[Records from a data source]
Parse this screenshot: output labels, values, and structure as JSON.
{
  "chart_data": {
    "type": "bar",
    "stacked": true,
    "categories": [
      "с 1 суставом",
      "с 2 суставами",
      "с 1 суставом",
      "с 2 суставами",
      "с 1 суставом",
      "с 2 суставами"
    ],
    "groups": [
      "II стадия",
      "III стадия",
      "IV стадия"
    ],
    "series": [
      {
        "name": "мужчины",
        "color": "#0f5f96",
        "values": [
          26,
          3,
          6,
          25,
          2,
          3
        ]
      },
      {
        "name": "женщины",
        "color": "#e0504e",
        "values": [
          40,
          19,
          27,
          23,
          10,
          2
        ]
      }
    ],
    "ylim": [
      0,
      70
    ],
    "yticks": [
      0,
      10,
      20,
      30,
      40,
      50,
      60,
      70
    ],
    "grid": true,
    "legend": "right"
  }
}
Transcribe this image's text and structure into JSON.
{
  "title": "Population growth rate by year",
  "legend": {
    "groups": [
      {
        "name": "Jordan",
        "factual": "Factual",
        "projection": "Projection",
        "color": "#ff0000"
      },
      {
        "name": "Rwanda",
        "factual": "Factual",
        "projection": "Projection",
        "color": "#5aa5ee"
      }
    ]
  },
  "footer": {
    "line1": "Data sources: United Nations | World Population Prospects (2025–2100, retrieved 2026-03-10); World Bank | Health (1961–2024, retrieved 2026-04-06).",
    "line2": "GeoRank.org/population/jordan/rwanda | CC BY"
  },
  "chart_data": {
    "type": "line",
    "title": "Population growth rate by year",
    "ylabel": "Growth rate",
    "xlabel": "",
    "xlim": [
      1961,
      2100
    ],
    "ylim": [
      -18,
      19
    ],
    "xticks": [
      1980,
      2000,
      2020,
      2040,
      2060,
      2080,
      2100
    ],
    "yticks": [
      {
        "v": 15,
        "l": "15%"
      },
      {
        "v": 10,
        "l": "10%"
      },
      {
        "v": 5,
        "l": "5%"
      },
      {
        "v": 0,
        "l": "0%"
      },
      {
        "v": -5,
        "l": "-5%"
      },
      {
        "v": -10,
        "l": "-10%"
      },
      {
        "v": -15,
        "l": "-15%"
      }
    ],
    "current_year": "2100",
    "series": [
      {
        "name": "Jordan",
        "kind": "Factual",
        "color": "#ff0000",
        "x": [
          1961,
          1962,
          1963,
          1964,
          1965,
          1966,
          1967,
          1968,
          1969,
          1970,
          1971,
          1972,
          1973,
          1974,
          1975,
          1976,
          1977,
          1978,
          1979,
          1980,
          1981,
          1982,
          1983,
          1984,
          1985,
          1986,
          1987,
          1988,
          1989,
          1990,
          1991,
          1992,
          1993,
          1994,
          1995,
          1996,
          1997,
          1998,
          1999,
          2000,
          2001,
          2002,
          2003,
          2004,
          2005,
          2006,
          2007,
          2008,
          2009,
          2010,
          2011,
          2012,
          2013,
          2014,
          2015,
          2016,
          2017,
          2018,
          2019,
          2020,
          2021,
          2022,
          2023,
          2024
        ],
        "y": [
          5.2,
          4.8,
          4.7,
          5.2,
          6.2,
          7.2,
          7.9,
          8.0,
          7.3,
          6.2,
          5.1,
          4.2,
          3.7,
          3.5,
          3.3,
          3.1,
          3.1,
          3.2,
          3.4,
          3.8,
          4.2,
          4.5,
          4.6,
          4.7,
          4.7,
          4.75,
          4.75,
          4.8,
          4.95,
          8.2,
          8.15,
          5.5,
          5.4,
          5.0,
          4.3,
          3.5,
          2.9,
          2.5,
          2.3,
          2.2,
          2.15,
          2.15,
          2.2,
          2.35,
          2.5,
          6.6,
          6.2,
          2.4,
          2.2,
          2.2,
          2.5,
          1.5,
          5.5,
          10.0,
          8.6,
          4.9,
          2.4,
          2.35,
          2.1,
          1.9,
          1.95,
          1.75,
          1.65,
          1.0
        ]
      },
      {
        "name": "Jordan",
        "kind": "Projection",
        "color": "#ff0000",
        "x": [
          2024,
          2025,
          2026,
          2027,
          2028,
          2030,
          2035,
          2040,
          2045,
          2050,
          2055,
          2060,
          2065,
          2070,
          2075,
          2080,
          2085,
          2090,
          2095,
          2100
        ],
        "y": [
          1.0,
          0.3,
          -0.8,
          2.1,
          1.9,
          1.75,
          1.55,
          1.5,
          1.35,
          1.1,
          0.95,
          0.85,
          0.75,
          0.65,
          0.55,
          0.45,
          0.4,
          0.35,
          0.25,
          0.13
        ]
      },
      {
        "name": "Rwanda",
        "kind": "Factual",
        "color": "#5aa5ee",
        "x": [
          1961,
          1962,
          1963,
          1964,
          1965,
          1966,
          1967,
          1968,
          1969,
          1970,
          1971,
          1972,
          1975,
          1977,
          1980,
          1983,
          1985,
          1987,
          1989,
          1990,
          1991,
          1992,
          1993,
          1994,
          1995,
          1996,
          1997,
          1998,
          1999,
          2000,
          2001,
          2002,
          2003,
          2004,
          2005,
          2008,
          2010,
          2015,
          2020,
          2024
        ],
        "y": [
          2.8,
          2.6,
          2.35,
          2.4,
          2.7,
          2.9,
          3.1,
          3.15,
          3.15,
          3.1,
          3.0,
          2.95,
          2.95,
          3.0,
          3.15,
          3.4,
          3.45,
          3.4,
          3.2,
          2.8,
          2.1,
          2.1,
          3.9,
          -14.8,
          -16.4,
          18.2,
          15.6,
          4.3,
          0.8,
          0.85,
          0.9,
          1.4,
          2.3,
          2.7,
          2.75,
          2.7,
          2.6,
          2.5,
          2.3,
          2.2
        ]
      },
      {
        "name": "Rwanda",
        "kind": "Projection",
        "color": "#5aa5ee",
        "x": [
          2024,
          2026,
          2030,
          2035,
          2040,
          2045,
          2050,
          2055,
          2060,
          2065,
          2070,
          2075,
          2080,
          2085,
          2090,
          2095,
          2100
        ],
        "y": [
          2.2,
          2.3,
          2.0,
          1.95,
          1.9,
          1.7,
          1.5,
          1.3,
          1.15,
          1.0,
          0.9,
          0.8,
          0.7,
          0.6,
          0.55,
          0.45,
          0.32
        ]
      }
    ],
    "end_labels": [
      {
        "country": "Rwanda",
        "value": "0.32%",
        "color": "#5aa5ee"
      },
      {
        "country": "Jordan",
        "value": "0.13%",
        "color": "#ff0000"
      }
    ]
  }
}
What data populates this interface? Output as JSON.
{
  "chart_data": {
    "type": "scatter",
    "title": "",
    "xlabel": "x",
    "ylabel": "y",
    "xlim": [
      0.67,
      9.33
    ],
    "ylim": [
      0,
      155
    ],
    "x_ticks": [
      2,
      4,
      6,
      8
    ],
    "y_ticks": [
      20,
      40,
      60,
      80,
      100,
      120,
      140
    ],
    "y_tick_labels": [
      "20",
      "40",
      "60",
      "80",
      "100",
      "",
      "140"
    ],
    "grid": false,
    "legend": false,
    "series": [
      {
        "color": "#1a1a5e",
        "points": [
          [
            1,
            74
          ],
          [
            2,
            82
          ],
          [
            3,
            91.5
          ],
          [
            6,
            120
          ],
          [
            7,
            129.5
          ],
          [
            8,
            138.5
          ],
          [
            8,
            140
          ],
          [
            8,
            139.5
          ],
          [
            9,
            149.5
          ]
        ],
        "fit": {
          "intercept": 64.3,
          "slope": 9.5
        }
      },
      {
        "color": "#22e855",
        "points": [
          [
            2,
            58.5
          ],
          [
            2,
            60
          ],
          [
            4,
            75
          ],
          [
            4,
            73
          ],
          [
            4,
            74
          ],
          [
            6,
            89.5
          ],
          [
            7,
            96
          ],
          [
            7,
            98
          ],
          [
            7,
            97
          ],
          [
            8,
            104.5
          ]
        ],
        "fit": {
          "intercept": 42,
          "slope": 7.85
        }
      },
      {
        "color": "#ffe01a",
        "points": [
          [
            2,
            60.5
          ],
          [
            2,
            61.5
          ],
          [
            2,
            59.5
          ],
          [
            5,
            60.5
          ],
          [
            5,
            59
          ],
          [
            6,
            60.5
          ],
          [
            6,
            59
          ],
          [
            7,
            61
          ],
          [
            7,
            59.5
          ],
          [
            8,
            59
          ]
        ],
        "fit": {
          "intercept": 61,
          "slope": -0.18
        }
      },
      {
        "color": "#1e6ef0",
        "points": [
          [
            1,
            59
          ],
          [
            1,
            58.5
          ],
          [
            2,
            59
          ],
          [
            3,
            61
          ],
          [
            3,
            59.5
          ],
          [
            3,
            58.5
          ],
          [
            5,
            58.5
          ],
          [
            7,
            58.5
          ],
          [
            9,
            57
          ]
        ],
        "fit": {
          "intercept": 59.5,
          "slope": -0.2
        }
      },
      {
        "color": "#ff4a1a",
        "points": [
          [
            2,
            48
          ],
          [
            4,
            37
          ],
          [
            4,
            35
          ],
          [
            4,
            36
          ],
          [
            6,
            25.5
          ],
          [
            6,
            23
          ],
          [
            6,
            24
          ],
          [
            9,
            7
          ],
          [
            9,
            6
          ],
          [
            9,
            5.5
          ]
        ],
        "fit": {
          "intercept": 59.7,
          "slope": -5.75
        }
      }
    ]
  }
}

▶ [SET EXERCISE]
Filter the records above for "structure" and copy every matching line.

▶ [COMPLETED EXERCISE]
Parse this screenshot: output labels, values, and structure as JSON.
Transcribe this image's text and structure into JSON.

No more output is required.